* _EXERCISE_
Print the stretch of items from the line containing "call-premium-label: Thirteenth Call" through the line containing "x-tick-label: -60% (248, 620, 283, 637)", reproducing each line exactly and including both ends.

* _SUPPLIED MATERIAL_
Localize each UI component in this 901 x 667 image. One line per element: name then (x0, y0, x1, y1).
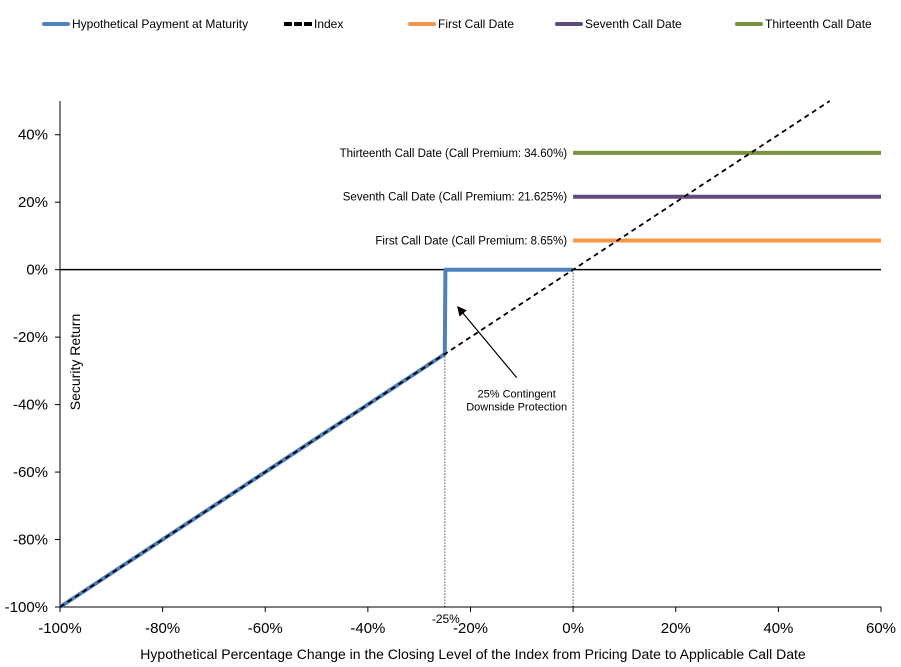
call-premium-label: Thirteenth Call Date (Call Premium: 34.6… (340, 148, 568, 160)
y-tick-label: -40% (13, 397, 48, 414)
legend-label-index: Index (314, 17, 344, 31)
legend-swatch-seventh-call (555, 22, 583, 26)
x-tick-label: -60% (248, 620, 283, 637)
x-axis-title: Hypothetical Percentage Change in the Cl… (140, 646, 806, 662)
legend-item-first-call: First Call Date (408, 17, 514, 31)
y-tick-label: 0% (26, 262, 48, 279)
series-line-hypothetical-payment-at-maturity (58, 267, 574, 609)
call-premium-label: First Call Date (Call Premium: 8.65%) (375, 235, 567, 247)
protection-note-line: 25% Contingent (478, 389, 556, 401)
legend-swatch-index (284, 22, 312, 26)
y-axis-title: Security Return (67, 314, 83, 410)
x-tick-label: -100% (38, 620, 81, 637)
legend-swatch-first-call (408, 22, 436, 26)
legend-item-payment: Hypothetical Payment at Maturity (42, 17, 248, 31)
x-tick-label: 40% (763, 620, 793, 637)
x-tick-label: -40% (350, 620, 385, 637)
x-tick-label: 20% (661, 620, 691, 637)
y-tick-label: -60% (13, 464, 48, 481)
y-tick-label: 20% (18, 194, 48, 211)
protection-note-line: Downside Protection (466, 402, 567, 414)
legend-swatch-thirteenth-call (735, 22, 763, 26)
protection-arrow (457, 306, 518, 378)
barrier-marker-label: -25% (432, 612, 460, 626)
legend: Hypothetical Payment at Maturity Index F… (0, 17, 901, 37)
series-line-index (59, 100, 831, 608)
legend-item-seventh-call: Seventh Call Date (555, 17, 682, 31)
legend-item-thirteenth-call: Thirteenth Call Date (735, 17, 872, 31)
legend-item-index: Index (284, 17, 343, 31)
x-tick-label: -80% (145, 620, 180, 637)
legend-swatch-payment (42, 22, 70, 26)
legend-label-seventh-call: Seventh Call Date (585, 17, 682, 31)
legend-label-payment: Hypothetical Payment at Maturity (72, 17, 249, 31)
y-tick-label: -100% (5, 599, 48, 616)
call-premium-label: Seventh Call Date (Call Premium: 21.625%… (343, 192, 568, 204)
y-tick-label: 40% (18, 127, 48, 144)
y-tick-label: -80% (13, 532, 48, 549)
legend-label-thirteenth-call: Thirteenth Call Date (765, 17, 872, 31)
x-tick-label: 60% (866, 620, 896, 637)
x-tick-label: -20% (453, 620, 488, 637)
legend-label-first-call: First Call Date (438, 17, 515, 31)
y-tick-label: -20% (13, 329, 48, 346)
x-tick-label: 0% (562, 620, 584, 637)
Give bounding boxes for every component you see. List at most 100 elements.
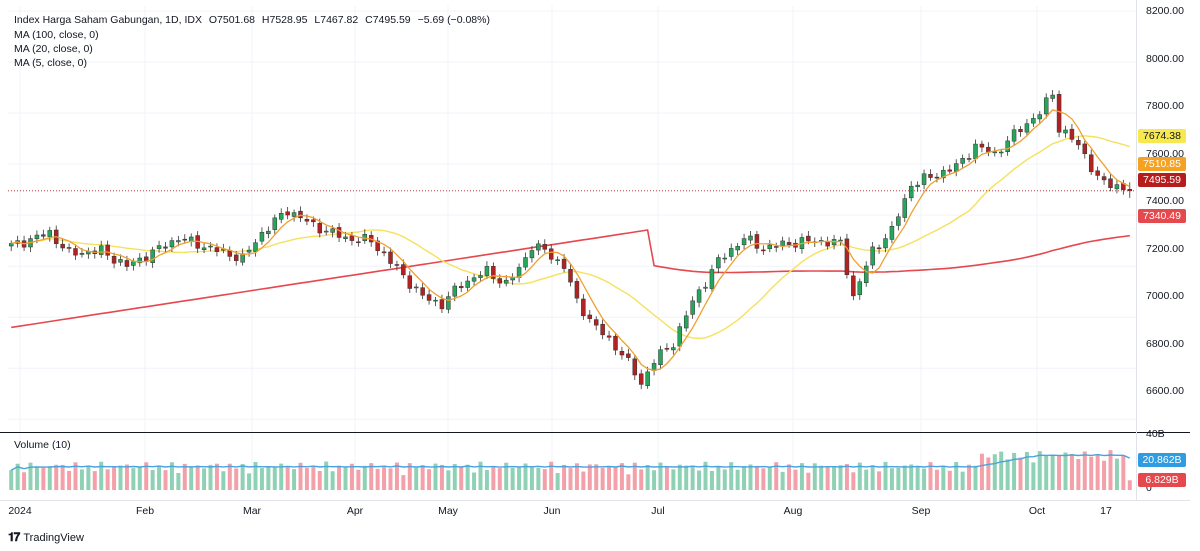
volume-bar xyxy=(1057,455,1062,490)
volume-bar xyxy=(214,463,219,490)
candle-body xyxy=(561,258,567,269)
candle-body xyxy=(735,246,740,251)
candle-body xyxy=(523,257,528,268)
volume-ma-line xyxy=(10,453,1131,471)
volume-bar xyxy=(15,463,20,490)
symbol-title: Index Harga Saham Gabungan, 1D, IDX xyxy=(14,14,202,26)
volume-bar xyxy=(568,468,573,490)
candle-body xyxy=(671,347,676,351)
candle-body xyxy=(285,211,290,216)
volume-bar xyxy=(934,469,939,490)
candle-body xyxy=(426,294,432,301)
candle-body xyxy=(754,234,760,249)
volume-bar xyxy=(240,464,245,490)
volume-bar xyxy=(182,463,187,490)
volume-bar xyxy=(658,462,663,490)
ma100-legend[interactable]: MA (100, close, 0) xyxy=(14,29,99,41)
candle-body xyxy=(246,249,252,253)
candle-body xyxy=(118,259,123,263)
candle-body xyxy=(8,243,14,247)
candle-body xyxy=(1127,188,1133,192)
volume-bar xyxy=(47,466,52,490)
ma5-legend[interactable]: MA (5, close, 0) xyxy=(14,57,87,69)
candle-body xyxy=(503,279,509,284)
ma5-path xyxy=(11,109,1131,372)
volume-bar xyxy=(1076,458,1081,490)
volume-bar xyxy=(992,454,997,490)
candle-body xyxy=(413,286,419,289)
candle-body xyxy=(568,269,573,283)
volume-bar xyxy=(118,465,123,490)
candle-body xyxy=(748,235,753,241)
volume-bar xyxy=(439,464,444,490)
candle-body xyxy=(150,249,155,263)
y-tick: 7200.00 xyxy=(1146,243,1184,255)
volume-bar xyxy=(729,462,734,490)
volume-bar xyxy=(137,467,142,490)
volume-bar xyxy=(652,470,657,490)
volume-bar xyxy=(369,463,374,490)
volume-bar xyxy=(157,465,162,490)
volume-bar xyxy=(690,465,695,490)
volume-bar xyxy=(928,462,933,490)
volume-bar xyxy=(279,463,284,490)
candle-body xyxy=(478,275,483,278)
candle-body xyxy=(394,264,400,266)
candle-body xyxy=(433,299,438,302)
volume-bar xyxy=(896,467,901,490)
candle-body xyxy=(439,299,445,310)
y-tick: 6800.00 xyxy=(1146,338,1184,350)
volume-bar xyxy=(857,462,862,490)
candle-body xyxy=(844,238,850,275)
candle-body xyxy=(896,216,901,226)
ma5-line xyxy=(11,109,1131,372)
candle-body xyxy=(908,185,914,199)
volume-bar xyxy=(247,473,252,490)
volume-bar xyxy=(889,468,894,490)
candle-body xyxy=(343,236,348,240)
candle-body xyxy=(317,222,323,234)
candle-body xyxy=(626,353,631,358)
volume-bar xyxy=(311,466,316,490)
volume-bar xyxy=(664,466,669,490)
tradingview-brand[interactable]: 𝟏𝟕 TradingView xyxy=(8,530,84,545)
volume-bar xyxy=(285,466,290,490)
volume-bar xyxy=(555,473,560,490)
x-tick: Aug xyxy=(783,505,803,517)
volume-bar xyxy=(343,466,348,490)
volume-bar xyxy=(1127,480,1132,490)
candle-body xyxy=(761,249,766,252)
candle-body xyxy=(696,289,702,303)
candle-body xyxy=(41,234,46,237)
volume-bar xyxy=(761,468,766,490)
candle-body xyxy=(1050,94,1055,99)
volume-bar xyxy=(844,464,849,490)
volume-bars xyxy=(9,450,1132,490)
ma5-badge: 7510.85 xyxy=(1138,157,1186,171)
candle-body xyxy=(201,247,207,251)
volume-bar xyxy=(902,465,907,490)
y-tick: 8200.00 xyxy=(1146,5,1184,17)
volume-bar xyxy=(581,471,586,490)
volume-bar xyxy=(1108,450,1113,490)
ma20-legend[interactable]: MA (20, close, 0) xyxy=(14,43,93,55)
candle-body xyxy=(902,198,908,218)
candle-body xyxy=(79,253,85,255)
grid xyxy=(8,6,1136,490)
volume-bar xyxy=(1095,454,1100,490)
candle-body xyxy=(529,250,535,259)
volume-bar xyxy=(131,468,136,490)
volume-bar xyxy=(960,471,965,490)
candle-body xyxy=(960,158,965,164)
volume-bar xyxy=(401,475,406,490)
volume-bar xyxy=(954,461,959,490)
volume-bar xyxy=(304,468,309,490)
volume-legend[interactable]: Volume (10) xyxy=(14,439,71,451)
volume-bar xyxy=(703,461,708,490)
change-value: −5.69 (−0.08%) xyxy=(417,14,490,26)
volume-bar xyxy=(716,466,721,490)
candle-body xyxy=(105,244,110,256)
volume-bar xyxy=(1012,452,1017,490)
ma20-badge: 7674.38 xyxy=(1138,129,1186,143)
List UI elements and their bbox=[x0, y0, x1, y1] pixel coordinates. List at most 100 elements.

* _WORKED ANSWER_
call-premium-label: Thirteenth Call Date (Call Premium: 34.6… (340, 148, 568, 160)
y-tick-label: -40% (13, 397, 48, 414)
legend-label-index: Index (314, 17, 344, 31)
legend-swatch-seventh-call (555, 22, 583, 26)
x-tick-label: -60% (248, 620, 283, 637)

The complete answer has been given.